REQUIRED WORK
Answer with one number: how many lines hold the string "Version".

RECORDS SHOWN
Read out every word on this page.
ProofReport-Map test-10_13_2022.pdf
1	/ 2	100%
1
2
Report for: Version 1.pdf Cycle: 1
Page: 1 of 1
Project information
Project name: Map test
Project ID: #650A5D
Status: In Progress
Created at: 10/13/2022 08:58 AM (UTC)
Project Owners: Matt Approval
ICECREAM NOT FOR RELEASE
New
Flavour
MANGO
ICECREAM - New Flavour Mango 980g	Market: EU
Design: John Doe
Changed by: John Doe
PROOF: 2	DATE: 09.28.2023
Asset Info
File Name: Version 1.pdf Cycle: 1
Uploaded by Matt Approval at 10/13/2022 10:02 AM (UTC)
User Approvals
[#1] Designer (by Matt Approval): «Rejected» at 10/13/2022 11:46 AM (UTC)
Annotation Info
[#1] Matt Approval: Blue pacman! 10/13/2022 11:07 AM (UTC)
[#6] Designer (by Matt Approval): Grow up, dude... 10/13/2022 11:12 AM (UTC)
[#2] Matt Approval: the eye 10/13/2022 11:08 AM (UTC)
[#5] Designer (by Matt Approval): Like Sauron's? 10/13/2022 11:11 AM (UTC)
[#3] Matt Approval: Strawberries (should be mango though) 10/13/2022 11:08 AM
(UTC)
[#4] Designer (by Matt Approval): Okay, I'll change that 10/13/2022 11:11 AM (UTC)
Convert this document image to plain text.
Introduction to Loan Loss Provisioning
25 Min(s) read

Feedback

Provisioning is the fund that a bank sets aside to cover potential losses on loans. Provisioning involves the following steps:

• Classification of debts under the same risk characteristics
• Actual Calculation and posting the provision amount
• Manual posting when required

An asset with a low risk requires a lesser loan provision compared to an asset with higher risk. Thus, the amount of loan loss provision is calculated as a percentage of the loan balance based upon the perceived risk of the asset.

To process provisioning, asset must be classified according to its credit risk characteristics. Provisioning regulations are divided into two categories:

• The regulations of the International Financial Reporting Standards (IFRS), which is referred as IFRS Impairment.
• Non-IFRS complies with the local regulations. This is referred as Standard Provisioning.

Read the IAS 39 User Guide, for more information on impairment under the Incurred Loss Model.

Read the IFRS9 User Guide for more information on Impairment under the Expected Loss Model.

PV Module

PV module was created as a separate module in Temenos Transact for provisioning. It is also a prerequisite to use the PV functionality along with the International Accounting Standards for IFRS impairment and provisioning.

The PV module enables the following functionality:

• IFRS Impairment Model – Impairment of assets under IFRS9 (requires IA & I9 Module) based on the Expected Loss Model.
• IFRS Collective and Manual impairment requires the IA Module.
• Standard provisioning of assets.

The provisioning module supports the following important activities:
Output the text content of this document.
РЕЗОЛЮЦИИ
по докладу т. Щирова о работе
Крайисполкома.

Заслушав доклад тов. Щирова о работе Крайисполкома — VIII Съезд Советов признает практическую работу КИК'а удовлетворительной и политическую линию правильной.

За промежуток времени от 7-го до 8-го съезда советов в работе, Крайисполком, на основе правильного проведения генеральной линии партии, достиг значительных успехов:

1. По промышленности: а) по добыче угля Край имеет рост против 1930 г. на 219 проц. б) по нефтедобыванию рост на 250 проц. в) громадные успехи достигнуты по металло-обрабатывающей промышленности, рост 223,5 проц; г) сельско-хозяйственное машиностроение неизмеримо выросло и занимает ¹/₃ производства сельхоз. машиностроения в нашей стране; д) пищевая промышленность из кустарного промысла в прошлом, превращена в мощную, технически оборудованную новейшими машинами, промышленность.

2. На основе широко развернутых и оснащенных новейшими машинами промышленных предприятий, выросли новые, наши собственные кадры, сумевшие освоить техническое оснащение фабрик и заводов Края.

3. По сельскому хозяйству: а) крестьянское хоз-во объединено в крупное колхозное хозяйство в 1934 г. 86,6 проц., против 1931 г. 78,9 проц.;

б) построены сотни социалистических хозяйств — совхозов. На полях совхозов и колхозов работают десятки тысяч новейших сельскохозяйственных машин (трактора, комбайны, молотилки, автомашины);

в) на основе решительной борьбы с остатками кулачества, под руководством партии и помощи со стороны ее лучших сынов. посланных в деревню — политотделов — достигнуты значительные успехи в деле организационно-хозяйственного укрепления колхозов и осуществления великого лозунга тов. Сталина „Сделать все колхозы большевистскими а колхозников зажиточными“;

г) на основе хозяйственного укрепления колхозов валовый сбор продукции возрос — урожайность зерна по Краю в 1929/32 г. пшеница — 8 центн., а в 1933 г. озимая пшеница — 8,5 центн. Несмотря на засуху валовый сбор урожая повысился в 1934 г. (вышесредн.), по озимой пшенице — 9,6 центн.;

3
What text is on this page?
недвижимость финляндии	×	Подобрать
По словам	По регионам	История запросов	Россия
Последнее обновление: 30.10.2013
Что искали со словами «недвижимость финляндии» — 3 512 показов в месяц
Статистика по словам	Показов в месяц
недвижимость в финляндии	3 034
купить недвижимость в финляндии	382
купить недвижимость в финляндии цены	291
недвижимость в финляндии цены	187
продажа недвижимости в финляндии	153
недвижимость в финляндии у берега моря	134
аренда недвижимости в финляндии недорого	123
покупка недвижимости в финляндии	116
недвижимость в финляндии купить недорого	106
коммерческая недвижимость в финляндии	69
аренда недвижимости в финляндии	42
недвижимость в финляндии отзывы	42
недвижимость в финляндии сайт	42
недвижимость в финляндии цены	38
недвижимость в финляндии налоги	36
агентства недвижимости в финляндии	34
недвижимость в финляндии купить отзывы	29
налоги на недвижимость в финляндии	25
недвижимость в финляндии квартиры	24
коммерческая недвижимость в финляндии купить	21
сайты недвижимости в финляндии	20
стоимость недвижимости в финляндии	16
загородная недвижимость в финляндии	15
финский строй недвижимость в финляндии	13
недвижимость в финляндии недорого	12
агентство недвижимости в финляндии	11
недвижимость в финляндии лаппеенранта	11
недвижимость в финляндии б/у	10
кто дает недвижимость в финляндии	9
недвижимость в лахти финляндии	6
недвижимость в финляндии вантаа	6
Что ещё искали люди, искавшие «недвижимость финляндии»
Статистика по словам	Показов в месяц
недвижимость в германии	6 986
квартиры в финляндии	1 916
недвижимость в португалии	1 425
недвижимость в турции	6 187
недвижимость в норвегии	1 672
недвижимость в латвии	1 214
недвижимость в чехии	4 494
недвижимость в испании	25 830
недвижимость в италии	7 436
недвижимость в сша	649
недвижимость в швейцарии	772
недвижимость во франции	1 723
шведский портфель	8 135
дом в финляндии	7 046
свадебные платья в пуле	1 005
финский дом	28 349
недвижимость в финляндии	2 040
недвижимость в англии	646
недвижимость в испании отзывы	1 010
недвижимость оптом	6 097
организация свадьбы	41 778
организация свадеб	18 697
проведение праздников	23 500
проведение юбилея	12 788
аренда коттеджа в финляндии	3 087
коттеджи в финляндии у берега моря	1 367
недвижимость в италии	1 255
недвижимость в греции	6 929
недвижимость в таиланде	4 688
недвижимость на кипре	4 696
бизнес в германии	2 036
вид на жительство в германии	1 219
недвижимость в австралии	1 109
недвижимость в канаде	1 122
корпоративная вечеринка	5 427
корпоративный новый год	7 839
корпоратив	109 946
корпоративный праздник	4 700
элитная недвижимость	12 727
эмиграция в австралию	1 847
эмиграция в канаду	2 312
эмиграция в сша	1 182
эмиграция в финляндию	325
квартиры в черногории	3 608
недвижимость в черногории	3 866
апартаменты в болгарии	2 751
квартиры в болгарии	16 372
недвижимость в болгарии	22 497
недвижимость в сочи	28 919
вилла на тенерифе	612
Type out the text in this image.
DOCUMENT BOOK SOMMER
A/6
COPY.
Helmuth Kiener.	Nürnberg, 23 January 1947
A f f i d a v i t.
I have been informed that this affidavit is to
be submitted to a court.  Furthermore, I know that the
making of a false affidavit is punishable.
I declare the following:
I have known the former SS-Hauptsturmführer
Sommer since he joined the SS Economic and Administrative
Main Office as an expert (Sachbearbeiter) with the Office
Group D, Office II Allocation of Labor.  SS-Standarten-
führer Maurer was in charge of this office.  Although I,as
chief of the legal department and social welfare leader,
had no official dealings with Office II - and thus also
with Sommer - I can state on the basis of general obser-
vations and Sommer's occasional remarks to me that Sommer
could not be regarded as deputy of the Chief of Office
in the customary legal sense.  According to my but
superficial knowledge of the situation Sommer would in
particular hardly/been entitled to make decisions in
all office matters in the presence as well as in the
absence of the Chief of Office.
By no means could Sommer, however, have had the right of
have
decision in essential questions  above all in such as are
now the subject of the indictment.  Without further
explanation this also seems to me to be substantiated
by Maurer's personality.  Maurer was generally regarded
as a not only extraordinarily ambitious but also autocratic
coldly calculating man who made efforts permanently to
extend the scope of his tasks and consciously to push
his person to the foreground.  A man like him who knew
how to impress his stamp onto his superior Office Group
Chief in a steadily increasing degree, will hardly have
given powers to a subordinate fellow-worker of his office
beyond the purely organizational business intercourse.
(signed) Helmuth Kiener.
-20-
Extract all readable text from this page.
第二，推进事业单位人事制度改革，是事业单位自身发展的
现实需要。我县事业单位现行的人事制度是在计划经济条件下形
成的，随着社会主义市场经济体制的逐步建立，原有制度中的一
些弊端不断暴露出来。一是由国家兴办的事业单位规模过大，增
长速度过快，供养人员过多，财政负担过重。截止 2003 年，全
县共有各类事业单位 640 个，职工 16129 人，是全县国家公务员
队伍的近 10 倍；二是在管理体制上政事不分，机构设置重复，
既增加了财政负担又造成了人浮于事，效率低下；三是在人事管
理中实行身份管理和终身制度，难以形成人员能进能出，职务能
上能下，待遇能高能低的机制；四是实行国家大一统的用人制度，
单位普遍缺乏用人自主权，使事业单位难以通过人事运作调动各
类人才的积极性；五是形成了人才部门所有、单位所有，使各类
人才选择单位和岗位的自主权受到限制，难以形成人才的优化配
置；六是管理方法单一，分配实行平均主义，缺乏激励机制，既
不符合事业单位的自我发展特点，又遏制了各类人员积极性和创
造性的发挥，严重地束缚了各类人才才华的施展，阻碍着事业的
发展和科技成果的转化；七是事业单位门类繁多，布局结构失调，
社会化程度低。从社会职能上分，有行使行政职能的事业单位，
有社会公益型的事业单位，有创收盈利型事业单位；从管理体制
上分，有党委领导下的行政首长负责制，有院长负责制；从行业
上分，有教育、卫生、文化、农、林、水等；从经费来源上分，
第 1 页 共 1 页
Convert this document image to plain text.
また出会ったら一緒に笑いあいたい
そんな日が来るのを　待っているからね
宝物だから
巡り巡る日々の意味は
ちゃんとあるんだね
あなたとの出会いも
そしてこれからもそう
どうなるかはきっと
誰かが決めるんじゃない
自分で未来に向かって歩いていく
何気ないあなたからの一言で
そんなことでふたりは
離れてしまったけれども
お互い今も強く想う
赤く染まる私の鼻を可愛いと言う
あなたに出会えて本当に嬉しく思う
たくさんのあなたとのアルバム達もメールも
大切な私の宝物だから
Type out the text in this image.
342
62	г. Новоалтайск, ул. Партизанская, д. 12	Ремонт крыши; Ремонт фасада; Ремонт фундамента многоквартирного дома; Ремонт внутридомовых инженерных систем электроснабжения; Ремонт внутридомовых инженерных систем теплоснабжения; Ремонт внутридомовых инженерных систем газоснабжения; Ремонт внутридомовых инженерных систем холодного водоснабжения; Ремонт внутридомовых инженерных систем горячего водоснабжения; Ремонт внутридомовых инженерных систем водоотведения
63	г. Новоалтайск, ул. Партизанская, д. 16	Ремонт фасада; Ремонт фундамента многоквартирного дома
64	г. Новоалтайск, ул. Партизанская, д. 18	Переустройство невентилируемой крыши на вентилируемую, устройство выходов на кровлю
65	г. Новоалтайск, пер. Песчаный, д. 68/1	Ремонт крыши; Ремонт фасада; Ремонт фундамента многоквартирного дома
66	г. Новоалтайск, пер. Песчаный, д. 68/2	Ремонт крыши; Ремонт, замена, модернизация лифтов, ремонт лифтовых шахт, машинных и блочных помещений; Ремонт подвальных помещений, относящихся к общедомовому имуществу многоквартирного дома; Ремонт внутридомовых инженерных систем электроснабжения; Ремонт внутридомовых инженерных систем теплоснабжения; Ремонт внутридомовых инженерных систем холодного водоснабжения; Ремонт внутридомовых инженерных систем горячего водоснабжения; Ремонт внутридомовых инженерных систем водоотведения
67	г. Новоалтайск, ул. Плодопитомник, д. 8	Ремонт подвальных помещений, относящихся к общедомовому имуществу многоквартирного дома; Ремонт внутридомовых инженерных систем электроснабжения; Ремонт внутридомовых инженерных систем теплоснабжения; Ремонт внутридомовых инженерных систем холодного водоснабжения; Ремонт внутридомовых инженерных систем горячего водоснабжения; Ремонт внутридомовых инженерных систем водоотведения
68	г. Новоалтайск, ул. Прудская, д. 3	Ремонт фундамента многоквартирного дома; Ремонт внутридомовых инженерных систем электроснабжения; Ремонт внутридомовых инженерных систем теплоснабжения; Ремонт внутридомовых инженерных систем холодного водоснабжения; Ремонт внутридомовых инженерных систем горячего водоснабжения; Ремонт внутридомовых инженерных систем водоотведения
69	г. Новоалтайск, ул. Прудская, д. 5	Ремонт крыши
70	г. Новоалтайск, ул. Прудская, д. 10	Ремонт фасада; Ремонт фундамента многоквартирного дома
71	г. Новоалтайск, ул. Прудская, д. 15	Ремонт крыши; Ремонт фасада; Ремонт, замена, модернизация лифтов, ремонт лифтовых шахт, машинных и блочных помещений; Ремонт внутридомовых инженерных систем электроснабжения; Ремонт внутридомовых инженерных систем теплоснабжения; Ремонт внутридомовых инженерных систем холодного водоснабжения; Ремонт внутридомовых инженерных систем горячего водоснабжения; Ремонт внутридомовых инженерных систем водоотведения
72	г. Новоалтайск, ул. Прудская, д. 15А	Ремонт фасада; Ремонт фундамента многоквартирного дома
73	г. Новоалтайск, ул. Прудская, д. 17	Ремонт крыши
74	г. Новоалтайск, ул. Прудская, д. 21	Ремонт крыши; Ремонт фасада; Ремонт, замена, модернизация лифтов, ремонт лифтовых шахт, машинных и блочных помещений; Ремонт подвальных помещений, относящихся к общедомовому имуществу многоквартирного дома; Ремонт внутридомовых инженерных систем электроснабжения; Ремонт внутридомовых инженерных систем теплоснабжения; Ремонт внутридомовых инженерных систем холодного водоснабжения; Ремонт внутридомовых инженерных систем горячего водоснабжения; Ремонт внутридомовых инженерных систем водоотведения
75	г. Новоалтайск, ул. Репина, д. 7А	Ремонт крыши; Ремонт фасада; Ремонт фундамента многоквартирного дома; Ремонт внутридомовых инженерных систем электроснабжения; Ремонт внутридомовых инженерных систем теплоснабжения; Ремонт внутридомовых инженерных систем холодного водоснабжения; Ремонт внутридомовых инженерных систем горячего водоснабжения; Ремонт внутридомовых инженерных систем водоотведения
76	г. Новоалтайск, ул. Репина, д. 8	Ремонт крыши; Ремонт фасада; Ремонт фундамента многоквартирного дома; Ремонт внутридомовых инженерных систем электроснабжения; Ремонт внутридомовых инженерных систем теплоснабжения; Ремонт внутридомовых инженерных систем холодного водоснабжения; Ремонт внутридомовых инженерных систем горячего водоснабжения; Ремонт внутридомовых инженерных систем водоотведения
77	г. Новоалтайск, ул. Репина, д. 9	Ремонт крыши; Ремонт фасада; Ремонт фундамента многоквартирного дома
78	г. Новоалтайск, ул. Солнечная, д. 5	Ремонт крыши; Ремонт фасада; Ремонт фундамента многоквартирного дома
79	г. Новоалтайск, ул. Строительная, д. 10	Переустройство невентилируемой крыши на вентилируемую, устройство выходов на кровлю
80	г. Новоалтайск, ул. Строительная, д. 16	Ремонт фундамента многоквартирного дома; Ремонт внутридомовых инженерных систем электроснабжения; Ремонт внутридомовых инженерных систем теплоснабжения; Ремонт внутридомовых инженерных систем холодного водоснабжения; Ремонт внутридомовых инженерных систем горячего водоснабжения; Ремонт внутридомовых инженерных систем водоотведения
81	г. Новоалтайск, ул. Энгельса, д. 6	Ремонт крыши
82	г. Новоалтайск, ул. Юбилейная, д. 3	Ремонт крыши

SOLUTION
2